Extracts from a graphics dataset:
____

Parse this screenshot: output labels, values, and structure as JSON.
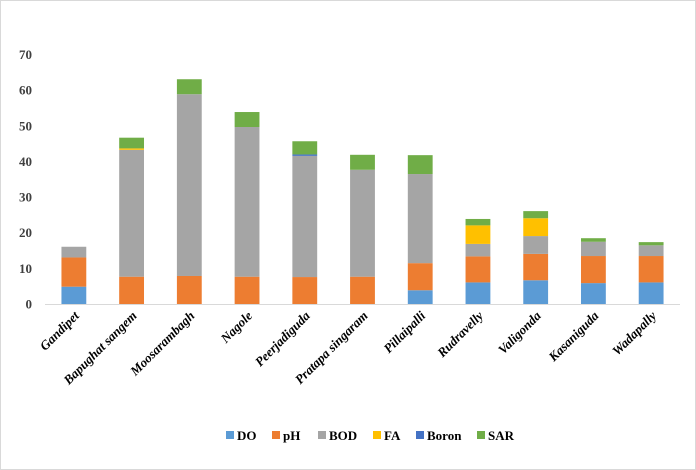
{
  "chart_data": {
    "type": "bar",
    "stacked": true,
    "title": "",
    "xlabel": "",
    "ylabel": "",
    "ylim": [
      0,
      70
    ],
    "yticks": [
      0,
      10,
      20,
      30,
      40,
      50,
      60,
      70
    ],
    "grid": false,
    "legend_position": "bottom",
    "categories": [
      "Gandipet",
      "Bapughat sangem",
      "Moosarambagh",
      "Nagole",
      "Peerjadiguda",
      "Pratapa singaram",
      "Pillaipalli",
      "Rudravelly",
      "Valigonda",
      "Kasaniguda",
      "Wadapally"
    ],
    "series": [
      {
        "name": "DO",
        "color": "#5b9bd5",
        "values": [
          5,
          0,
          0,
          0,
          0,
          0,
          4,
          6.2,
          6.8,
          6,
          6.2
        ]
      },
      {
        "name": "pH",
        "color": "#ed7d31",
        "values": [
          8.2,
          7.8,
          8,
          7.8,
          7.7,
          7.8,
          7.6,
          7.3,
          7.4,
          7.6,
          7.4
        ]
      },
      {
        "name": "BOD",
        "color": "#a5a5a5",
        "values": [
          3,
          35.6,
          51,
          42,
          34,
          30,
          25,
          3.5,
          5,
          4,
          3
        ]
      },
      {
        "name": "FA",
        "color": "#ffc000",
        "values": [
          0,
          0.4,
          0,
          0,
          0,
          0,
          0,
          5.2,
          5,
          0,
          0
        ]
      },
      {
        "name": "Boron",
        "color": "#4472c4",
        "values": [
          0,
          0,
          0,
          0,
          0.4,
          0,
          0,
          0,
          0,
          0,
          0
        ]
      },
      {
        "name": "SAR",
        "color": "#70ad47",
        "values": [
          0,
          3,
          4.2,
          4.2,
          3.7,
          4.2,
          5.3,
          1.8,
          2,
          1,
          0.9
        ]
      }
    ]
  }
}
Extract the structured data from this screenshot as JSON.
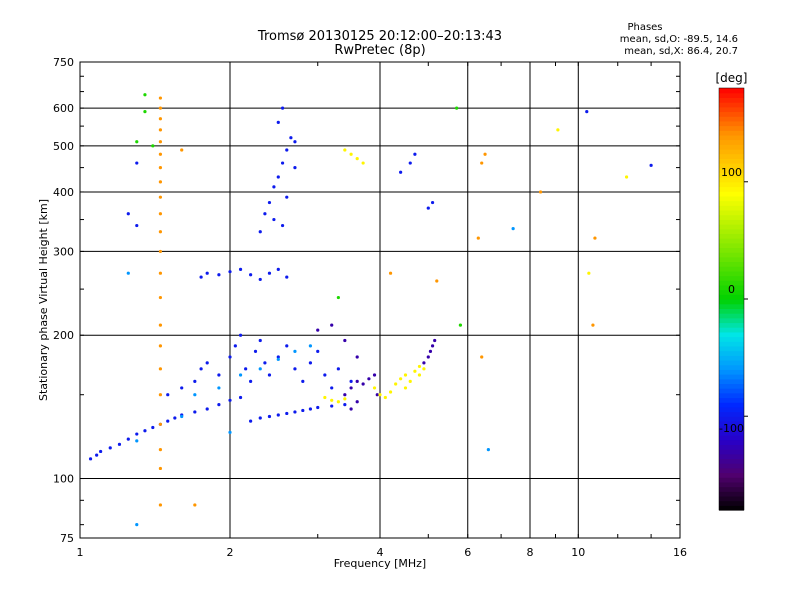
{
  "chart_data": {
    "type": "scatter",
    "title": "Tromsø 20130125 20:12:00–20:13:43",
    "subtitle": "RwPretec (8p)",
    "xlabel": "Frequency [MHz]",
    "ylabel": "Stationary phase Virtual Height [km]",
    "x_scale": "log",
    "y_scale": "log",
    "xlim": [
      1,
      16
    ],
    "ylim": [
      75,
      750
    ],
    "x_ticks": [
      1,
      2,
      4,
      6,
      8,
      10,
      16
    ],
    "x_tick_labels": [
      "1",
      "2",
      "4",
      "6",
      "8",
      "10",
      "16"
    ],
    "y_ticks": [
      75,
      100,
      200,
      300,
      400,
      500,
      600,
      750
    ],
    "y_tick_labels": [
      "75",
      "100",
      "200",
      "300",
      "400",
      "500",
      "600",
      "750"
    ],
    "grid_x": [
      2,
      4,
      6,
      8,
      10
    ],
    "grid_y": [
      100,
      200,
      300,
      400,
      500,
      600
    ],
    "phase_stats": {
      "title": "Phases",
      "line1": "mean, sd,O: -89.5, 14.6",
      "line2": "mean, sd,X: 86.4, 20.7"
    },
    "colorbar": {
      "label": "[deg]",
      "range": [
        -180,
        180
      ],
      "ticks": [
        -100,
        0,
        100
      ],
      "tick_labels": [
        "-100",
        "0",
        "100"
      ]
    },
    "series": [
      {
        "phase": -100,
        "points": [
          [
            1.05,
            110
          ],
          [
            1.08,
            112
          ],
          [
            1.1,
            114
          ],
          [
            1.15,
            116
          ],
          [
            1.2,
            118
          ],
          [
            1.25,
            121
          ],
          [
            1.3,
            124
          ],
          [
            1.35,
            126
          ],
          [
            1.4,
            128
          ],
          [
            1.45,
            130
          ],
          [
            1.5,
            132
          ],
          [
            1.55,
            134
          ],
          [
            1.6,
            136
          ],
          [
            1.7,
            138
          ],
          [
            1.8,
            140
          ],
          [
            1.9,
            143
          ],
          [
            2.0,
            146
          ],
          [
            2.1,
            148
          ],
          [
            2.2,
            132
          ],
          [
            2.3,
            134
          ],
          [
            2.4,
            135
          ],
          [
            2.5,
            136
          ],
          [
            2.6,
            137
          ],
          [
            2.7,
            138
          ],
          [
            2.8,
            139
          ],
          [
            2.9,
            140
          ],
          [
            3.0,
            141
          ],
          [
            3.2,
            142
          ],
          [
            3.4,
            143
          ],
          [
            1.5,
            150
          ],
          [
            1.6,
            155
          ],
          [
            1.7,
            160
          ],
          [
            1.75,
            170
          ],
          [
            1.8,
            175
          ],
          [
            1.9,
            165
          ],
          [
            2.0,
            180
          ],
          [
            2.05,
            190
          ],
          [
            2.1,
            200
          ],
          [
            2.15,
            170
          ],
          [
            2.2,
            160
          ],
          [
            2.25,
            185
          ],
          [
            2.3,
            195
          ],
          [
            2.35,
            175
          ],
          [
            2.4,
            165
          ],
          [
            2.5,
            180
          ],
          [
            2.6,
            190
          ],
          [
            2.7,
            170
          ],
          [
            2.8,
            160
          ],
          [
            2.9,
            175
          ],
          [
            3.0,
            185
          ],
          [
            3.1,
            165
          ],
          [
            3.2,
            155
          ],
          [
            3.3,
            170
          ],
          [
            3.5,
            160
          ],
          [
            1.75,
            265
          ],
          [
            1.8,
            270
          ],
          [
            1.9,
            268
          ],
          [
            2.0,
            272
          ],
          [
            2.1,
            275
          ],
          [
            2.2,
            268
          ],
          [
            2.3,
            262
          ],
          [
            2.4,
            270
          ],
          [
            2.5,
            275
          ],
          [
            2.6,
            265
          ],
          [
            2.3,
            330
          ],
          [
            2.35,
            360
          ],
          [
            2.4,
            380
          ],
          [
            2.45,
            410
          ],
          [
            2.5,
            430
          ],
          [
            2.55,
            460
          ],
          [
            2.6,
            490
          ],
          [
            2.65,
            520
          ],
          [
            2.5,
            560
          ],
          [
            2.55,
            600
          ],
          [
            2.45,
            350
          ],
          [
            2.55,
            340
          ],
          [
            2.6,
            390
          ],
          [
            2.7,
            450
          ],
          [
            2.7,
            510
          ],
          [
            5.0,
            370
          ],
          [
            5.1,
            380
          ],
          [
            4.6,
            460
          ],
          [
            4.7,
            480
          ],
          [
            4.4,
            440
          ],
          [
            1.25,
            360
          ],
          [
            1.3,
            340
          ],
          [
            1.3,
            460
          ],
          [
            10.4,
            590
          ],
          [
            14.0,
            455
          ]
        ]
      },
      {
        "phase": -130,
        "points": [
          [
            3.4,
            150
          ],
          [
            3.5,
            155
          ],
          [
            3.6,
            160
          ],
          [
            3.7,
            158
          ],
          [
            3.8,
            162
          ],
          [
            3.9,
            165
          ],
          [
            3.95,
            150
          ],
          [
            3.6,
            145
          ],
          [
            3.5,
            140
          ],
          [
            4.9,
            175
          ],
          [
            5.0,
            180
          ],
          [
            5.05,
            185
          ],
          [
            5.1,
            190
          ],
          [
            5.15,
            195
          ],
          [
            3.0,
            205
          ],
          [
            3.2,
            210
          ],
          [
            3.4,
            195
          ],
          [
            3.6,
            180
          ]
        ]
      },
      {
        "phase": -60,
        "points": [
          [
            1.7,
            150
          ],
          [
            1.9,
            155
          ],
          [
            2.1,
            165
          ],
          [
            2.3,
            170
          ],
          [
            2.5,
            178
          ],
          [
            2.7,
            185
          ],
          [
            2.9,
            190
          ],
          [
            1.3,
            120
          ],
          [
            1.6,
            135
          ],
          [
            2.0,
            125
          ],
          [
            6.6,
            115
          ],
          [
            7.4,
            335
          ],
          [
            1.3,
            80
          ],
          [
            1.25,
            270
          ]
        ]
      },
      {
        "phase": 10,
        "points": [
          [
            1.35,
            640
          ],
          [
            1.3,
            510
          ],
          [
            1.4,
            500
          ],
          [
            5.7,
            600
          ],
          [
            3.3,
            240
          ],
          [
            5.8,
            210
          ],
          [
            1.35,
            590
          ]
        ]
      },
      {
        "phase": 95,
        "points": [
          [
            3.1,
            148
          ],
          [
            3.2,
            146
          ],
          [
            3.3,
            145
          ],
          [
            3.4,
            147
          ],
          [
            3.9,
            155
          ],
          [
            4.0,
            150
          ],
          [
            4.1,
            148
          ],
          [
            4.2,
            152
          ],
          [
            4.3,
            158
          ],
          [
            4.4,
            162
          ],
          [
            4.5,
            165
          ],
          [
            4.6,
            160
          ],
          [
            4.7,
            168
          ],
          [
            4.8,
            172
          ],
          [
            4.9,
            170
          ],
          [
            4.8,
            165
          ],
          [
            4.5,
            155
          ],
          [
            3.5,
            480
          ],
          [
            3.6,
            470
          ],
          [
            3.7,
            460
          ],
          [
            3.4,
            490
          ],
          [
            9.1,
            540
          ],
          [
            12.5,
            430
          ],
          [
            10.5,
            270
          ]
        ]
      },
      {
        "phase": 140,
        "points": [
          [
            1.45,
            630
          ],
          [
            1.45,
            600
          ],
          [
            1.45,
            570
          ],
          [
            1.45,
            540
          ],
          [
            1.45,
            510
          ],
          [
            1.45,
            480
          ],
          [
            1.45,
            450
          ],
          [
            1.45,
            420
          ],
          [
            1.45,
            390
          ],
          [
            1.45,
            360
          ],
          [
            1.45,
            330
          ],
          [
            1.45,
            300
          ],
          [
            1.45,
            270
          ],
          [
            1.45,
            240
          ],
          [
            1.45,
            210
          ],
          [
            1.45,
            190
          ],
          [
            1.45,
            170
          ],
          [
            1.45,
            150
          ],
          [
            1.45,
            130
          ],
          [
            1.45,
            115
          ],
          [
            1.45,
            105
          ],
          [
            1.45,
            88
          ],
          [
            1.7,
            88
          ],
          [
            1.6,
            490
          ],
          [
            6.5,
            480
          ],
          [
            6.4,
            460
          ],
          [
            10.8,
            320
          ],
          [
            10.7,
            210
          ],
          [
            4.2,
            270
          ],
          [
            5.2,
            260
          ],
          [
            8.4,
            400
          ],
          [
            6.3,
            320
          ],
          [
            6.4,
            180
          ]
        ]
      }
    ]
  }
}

____

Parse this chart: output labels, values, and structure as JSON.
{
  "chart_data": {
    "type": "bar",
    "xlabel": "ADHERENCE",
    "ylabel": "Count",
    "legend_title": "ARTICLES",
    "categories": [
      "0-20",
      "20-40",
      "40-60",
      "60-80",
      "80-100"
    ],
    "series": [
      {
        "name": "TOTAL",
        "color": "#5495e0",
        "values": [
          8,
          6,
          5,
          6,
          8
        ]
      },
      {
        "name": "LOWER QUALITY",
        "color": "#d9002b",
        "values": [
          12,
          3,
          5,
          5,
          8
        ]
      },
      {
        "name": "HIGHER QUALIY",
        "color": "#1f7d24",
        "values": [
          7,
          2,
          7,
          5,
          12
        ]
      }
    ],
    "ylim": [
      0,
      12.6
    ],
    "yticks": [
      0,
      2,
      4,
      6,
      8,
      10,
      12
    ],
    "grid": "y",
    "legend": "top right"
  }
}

____

WRITTEN INSTRUCTION. Scan the lines for the string "screenshot". Copy out each line that matches.

SOLVED EXERCISE.
Parse this screenshot: output labels, values, and structure as JSON.
Extract the structured data from this screenshot as JSON.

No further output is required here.